>> Begin Provided information

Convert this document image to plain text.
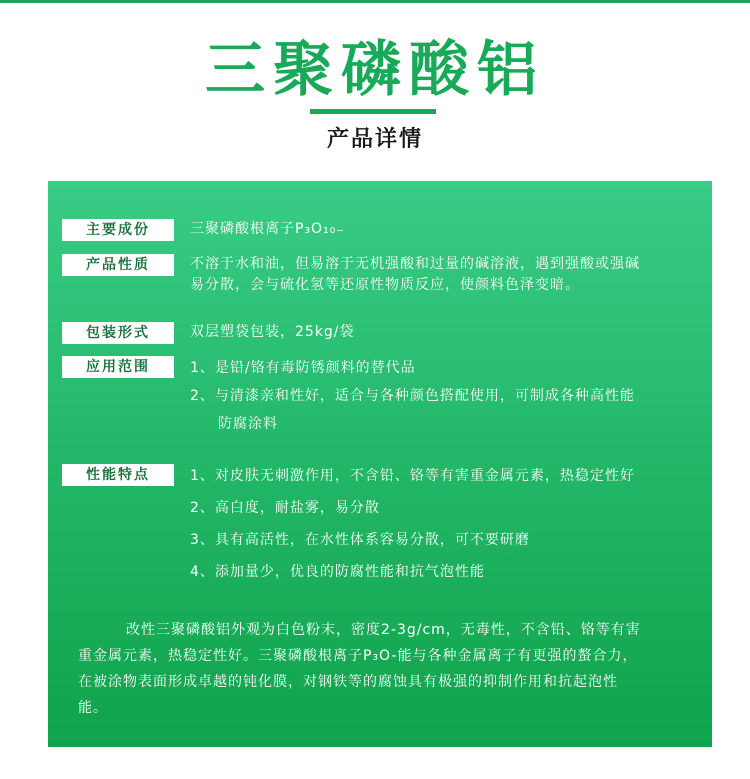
三聚磷酸铝
产品详情
主要成份	三聚磷酸根离子P₃O₁₀₋
产品性质	不溶于水和油，但易溶于无机强酸和过量的碱溶液，遇到强酸或强碱
易分散，会与硫化氢等还原性物质反应，使颜料色泽变暗。
包装形式	双层塑袋包装，25kg/袋
应用范围	1、是铅/铬有毒防锈颜料的替代品
2、与清漆亲和性好，适合与各种颜色搭配使用，可制成各种高性能
防腐涂料
性能特点	1、对皮肤无刺激作用，不含铅、铬等有害重金属元素，热稳定性好
2、高白度，耐盐雾，易分散
3、具有高活性，在水性体系容易分散，可不要研磨
4、添加量少，优良的防腐性能和抗气泡性能
改性三聚磷酸铝外观为白色粉末，密度2-3g/cm，无毒性，不含铅、铬等有害
重金属元素，热稳定性好。三聚磷酸根离子P₃O-能与各种金属离子有更强的螯合力，
在被涂物表面形成卓越的钝化膜，对钢铁等的腐蚀具有极强的抑制作用和抗起泡性
能。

>> End Provided information

Where a line in the material contains "热稳定性好", copy that line.

性能特点	1、对皮肤无刺激作用，不含铅、铬等有害重金属元素，热稳定性好
重金属元素，热稳定性好。三聚磷酸根离子P₃O-能与各种金属离子有更强的螯合力，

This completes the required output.